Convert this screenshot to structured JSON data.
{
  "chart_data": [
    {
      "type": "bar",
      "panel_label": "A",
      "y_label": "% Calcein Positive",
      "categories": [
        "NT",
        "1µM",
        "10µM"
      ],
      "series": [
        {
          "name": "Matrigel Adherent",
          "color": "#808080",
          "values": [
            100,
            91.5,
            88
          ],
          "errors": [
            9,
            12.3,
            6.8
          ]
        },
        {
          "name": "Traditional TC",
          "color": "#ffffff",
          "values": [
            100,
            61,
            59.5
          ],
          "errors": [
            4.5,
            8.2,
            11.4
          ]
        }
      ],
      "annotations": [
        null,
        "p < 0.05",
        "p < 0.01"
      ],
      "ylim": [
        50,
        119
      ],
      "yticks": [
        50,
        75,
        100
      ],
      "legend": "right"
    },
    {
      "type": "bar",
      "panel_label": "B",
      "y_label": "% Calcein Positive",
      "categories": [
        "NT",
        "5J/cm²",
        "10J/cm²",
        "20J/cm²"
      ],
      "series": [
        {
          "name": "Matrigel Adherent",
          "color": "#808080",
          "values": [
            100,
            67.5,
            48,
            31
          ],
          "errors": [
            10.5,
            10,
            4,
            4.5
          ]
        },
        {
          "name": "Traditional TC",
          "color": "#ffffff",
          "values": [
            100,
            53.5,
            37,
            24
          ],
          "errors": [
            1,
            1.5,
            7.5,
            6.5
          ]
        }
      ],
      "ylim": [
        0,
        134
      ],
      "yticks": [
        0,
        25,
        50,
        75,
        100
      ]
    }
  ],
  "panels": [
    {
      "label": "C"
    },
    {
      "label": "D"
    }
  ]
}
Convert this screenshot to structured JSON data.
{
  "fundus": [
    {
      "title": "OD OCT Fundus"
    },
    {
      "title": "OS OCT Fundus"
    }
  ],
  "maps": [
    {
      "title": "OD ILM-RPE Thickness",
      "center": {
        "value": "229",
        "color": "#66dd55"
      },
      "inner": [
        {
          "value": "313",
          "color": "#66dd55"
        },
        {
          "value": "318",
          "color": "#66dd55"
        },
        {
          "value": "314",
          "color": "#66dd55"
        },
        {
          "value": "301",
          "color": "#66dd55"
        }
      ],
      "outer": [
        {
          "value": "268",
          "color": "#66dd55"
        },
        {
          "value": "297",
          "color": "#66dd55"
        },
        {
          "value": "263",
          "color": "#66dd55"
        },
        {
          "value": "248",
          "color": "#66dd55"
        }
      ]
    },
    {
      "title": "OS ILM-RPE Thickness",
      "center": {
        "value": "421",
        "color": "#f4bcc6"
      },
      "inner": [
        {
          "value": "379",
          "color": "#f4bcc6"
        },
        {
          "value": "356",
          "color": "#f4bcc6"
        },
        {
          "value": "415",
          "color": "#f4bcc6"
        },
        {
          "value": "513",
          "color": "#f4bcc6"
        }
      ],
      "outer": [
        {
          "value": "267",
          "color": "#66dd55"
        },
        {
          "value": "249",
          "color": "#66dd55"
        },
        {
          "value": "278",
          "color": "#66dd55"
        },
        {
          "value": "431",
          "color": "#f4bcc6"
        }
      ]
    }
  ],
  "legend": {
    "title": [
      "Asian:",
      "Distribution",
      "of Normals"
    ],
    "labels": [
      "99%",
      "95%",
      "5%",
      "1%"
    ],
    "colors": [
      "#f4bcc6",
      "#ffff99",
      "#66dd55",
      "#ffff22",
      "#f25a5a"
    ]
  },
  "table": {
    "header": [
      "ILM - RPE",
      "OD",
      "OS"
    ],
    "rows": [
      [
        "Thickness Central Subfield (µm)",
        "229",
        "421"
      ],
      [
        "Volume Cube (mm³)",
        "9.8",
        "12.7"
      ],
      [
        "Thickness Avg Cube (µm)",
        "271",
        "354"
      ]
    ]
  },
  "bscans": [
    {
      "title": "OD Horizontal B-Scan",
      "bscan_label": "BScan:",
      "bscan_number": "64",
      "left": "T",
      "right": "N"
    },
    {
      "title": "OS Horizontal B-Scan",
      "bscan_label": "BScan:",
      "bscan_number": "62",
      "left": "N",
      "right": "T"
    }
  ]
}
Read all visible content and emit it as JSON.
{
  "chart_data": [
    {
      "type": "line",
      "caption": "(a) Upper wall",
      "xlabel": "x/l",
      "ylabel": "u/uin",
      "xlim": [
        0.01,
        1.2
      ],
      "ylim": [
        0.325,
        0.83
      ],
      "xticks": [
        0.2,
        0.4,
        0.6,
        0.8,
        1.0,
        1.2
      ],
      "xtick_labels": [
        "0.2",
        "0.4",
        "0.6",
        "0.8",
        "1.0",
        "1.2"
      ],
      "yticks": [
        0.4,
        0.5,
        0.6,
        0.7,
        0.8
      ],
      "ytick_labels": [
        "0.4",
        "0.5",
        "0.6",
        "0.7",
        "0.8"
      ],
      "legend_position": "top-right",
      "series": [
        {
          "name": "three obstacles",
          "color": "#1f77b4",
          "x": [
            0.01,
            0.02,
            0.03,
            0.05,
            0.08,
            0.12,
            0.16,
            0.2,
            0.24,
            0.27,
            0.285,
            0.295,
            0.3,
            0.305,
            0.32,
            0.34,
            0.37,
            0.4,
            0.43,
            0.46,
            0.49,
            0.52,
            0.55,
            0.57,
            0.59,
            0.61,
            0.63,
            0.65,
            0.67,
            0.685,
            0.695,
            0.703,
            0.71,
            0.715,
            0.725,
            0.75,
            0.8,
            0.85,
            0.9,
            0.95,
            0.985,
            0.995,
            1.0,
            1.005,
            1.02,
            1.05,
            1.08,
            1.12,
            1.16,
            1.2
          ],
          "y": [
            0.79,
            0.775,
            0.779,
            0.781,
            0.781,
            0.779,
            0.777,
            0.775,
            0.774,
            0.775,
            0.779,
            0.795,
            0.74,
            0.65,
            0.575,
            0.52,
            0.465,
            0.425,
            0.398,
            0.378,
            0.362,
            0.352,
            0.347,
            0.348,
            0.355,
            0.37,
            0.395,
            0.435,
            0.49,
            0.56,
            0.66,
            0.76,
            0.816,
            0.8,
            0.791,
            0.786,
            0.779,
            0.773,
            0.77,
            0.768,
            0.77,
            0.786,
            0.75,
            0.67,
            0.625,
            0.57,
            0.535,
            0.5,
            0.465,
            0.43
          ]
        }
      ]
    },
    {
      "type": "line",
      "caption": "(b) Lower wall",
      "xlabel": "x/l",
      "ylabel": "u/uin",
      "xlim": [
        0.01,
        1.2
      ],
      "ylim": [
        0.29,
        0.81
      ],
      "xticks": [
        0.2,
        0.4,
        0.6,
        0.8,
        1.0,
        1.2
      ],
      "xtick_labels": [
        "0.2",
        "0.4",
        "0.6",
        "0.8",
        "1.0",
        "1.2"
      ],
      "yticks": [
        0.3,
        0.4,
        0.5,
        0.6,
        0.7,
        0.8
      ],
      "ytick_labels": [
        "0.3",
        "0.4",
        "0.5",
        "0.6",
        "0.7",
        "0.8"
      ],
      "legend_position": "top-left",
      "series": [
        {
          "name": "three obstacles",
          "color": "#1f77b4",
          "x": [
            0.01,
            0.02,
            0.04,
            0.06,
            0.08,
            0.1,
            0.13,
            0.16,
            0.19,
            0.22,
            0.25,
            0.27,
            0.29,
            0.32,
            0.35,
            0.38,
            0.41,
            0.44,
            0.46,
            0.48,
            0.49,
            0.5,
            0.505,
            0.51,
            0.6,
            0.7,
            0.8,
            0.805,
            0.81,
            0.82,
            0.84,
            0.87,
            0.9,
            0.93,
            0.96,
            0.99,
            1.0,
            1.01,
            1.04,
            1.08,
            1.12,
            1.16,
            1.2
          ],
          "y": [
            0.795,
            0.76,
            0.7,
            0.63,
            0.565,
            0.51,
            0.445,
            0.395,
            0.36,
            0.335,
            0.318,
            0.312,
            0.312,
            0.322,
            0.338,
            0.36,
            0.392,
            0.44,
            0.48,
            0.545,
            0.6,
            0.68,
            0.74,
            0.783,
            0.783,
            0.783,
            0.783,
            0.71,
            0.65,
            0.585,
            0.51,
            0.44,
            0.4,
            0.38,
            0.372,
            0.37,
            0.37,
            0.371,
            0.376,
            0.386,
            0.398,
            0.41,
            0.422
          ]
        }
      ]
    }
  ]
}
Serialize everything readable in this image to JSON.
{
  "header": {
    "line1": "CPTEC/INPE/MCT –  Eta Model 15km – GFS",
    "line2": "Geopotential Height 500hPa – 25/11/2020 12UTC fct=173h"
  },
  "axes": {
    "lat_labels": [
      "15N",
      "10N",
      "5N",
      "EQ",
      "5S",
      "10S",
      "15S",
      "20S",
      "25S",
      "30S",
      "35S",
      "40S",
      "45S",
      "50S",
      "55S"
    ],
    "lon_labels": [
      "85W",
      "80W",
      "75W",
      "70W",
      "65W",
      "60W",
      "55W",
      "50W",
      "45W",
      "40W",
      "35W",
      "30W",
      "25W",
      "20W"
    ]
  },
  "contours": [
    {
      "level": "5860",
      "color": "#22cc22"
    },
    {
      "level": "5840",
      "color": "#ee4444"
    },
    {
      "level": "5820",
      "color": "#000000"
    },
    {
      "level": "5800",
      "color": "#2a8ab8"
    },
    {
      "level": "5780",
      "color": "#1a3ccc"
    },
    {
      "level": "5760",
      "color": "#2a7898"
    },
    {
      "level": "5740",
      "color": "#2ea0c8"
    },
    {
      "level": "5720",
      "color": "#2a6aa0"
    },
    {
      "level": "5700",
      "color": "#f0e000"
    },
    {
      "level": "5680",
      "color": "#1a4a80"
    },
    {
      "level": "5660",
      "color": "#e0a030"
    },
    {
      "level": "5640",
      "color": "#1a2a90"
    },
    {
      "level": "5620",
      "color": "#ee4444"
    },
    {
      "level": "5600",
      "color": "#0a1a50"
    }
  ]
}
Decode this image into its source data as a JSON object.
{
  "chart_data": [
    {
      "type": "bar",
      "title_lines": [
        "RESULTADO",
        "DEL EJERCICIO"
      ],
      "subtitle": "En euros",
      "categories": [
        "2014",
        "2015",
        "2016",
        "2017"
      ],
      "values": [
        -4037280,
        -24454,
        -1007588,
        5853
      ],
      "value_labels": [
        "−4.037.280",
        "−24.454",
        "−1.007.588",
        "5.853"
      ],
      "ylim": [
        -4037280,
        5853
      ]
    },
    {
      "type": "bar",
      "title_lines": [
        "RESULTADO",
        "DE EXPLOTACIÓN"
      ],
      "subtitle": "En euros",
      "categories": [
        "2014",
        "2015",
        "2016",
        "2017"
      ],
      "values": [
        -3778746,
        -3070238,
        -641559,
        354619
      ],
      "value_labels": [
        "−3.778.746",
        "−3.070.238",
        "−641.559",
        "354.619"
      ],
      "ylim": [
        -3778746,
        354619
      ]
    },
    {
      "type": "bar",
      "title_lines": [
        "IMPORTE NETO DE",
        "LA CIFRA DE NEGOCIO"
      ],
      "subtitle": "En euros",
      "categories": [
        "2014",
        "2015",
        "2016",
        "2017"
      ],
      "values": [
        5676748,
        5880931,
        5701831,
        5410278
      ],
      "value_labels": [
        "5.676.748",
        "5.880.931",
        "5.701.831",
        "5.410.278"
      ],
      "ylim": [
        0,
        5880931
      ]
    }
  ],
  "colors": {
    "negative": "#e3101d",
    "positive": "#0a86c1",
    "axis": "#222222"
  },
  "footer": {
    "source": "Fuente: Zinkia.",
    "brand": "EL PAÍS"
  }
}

* [WHAT THIS TASK INVOLVES]:
Search the data for "right". Copy every line that has it.

* [FULL SOLUTION]:
      "legend": "right"
      "right": "N"
      "right": "T"
      "legend_position": "top-right",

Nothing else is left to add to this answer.